__TO DO__.
Search the entries below. Return every line that has "state" in it.

__DATA TO PROCESS__.
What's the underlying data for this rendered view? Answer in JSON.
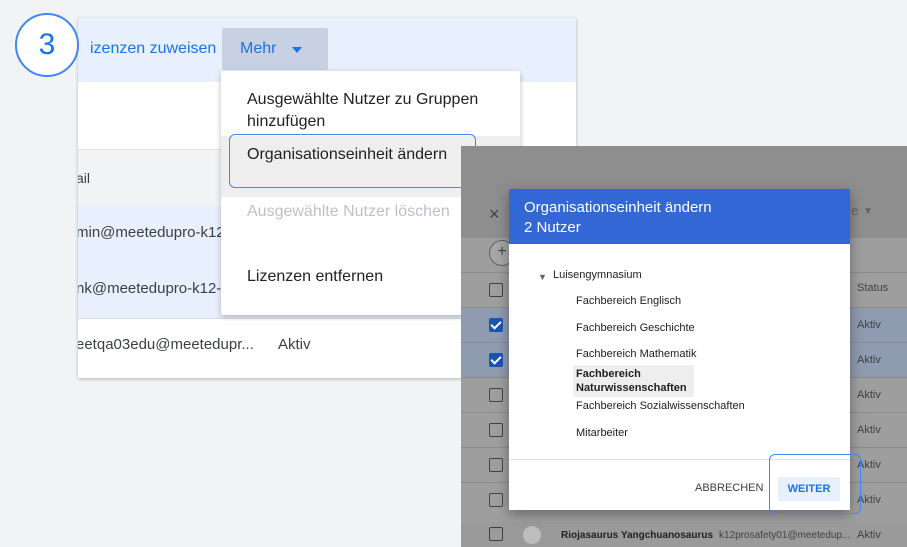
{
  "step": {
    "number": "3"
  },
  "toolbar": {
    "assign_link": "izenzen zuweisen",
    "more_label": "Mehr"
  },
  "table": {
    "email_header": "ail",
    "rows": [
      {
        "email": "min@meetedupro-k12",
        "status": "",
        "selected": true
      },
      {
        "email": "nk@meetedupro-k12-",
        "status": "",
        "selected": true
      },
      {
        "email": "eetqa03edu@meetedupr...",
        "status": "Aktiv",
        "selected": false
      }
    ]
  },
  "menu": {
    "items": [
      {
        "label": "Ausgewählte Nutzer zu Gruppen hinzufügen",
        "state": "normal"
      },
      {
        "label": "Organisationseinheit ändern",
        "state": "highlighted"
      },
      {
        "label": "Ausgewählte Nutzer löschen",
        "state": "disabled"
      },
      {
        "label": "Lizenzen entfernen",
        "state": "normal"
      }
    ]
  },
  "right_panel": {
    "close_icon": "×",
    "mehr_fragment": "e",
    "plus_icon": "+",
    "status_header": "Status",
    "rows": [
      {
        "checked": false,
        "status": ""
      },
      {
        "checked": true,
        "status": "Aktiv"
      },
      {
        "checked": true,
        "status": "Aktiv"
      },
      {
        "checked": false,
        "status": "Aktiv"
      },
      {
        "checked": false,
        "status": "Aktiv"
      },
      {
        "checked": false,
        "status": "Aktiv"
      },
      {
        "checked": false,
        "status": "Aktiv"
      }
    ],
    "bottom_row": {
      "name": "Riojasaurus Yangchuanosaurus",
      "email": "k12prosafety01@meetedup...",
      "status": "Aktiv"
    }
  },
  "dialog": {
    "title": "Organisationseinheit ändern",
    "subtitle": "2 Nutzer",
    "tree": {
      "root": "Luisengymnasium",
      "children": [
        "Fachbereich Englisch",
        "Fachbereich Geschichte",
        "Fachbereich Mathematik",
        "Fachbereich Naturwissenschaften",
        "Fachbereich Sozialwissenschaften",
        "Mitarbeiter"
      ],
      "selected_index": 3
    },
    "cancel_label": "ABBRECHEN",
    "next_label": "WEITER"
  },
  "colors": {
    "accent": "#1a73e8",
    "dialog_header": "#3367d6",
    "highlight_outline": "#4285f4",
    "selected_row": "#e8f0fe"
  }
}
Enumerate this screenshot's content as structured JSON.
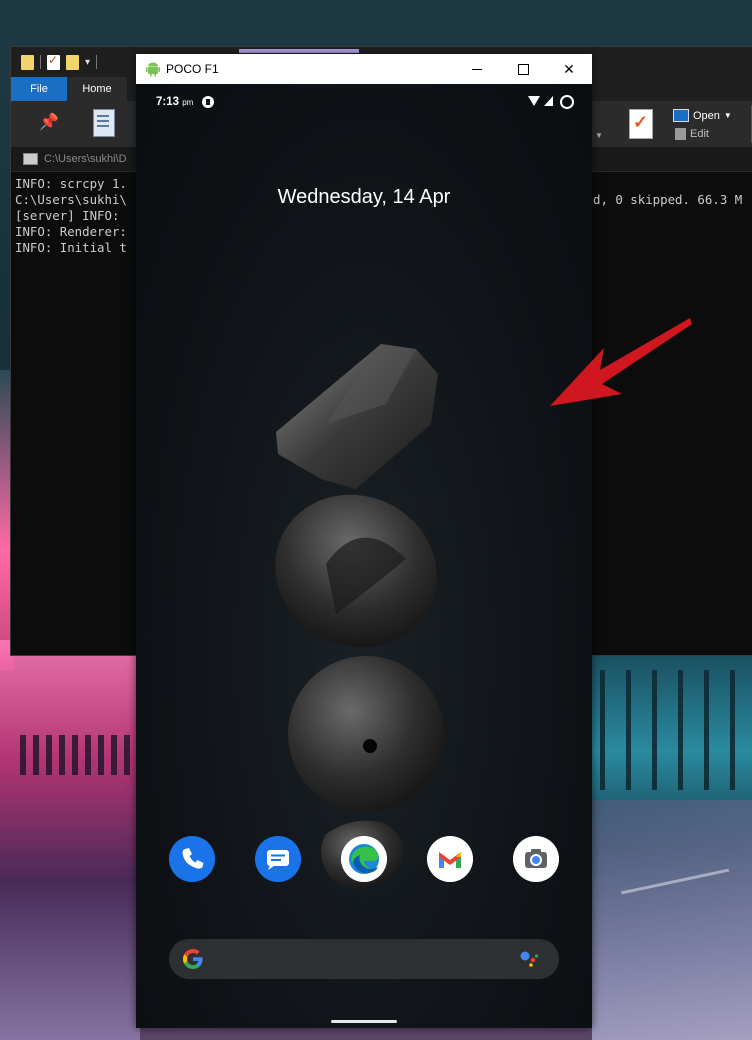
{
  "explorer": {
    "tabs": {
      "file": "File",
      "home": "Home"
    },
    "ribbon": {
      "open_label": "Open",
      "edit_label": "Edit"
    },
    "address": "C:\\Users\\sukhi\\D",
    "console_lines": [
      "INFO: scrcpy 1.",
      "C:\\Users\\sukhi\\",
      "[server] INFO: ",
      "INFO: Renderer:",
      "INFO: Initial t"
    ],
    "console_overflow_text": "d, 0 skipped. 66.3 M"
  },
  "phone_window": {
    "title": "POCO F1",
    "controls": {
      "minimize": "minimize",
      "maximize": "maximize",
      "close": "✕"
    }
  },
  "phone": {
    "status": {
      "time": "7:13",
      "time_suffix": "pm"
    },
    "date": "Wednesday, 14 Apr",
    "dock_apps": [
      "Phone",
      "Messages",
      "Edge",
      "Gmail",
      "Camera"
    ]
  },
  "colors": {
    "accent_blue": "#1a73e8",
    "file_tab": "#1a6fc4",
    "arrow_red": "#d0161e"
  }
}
* * *
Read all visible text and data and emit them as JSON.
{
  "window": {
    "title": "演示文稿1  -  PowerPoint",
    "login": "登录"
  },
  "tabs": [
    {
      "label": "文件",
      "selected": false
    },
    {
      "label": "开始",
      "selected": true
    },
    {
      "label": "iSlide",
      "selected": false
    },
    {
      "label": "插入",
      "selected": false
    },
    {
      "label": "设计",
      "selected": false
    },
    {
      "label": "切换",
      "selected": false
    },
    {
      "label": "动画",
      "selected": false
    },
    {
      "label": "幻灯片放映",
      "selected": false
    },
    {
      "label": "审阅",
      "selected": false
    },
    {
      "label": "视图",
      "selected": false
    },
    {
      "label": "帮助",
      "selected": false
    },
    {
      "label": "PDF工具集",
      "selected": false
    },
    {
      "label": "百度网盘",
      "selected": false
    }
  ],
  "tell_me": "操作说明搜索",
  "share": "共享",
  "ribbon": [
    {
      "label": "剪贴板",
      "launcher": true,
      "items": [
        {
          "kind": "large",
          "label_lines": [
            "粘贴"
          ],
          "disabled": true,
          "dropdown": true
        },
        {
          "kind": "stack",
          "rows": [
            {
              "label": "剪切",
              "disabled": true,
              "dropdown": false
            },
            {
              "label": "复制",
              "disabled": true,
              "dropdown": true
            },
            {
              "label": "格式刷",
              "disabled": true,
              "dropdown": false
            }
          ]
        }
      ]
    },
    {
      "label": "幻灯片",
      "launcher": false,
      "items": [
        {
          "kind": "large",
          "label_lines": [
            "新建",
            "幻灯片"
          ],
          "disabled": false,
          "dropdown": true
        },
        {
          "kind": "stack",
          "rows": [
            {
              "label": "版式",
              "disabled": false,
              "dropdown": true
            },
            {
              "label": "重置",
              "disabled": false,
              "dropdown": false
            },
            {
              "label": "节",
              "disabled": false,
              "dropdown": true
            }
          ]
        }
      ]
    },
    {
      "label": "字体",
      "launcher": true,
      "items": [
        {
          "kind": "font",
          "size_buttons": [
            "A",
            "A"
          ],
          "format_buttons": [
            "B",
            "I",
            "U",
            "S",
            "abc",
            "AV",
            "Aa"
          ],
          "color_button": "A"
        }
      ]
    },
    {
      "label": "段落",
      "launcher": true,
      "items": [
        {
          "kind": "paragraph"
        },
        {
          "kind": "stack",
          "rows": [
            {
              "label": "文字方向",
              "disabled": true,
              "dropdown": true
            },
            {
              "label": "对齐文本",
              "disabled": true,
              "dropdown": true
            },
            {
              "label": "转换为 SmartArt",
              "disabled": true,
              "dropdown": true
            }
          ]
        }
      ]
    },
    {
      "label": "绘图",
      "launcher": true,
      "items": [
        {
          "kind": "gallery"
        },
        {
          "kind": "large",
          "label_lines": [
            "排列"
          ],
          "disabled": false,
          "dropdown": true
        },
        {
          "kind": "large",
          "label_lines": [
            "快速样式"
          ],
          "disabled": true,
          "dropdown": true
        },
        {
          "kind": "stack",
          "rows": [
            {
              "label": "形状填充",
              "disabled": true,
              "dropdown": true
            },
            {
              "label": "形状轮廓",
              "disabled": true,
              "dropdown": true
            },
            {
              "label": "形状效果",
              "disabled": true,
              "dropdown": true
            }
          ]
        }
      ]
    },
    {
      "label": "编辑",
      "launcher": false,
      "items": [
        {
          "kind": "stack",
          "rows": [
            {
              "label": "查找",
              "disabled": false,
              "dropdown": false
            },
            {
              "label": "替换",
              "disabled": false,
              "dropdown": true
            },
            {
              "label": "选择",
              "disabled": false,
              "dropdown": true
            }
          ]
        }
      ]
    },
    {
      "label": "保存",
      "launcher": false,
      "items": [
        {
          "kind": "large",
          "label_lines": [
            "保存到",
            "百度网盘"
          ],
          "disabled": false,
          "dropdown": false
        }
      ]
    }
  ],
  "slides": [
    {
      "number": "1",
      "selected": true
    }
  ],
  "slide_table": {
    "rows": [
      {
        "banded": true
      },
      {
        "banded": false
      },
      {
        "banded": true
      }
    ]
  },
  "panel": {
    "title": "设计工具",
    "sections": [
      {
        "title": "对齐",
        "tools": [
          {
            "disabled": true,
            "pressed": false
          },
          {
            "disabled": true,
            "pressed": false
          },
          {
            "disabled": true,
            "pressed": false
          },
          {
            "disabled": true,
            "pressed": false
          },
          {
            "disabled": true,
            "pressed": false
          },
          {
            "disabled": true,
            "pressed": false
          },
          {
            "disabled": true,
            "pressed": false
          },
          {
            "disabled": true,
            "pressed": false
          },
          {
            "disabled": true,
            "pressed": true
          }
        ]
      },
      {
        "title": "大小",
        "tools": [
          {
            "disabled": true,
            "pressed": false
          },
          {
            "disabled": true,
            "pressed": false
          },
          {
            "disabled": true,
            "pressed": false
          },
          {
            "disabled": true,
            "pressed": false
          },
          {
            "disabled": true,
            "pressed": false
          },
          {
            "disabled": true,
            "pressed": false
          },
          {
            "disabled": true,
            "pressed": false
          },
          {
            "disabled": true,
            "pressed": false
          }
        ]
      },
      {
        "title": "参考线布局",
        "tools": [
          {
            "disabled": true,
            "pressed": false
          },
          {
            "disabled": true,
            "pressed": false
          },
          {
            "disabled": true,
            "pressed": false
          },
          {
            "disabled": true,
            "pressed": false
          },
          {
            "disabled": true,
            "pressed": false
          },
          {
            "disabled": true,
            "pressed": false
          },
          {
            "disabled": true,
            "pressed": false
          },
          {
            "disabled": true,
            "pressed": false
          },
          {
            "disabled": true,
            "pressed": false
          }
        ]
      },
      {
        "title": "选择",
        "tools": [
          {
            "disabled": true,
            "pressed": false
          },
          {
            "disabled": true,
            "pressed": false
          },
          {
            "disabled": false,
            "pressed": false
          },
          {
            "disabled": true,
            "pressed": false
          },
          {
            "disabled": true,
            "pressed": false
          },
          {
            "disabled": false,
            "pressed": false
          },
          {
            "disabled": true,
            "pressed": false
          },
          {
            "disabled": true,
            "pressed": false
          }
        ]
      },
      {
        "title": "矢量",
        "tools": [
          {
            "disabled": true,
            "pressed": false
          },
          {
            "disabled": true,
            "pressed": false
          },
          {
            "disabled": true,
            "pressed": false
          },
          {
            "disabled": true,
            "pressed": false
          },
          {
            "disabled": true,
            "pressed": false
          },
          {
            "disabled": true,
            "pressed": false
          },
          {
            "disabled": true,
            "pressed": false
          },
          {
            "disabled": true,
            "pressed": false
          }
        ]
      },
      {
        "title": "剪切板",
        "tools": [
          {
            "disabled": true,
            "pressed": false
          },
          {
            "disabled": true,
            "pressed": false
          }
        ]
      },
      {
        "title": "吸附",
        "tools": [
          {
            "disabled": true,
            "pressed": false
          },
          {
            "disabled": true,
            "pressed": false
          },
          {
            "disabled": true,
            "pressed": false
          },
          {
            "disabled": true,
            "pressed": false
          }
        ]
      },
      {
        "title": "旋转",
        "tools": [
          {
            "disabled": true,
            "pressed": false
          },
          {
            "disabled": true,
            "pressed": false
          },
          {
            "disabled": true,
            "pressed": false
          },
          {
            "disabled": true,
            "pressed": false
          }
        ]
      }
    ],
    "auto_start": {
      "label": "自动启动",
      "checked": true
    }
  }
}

__WORKED ANSWER__.
        "state": "normal"
        "state": "highlighted"
        "state": "disabled"
        "state": "normal"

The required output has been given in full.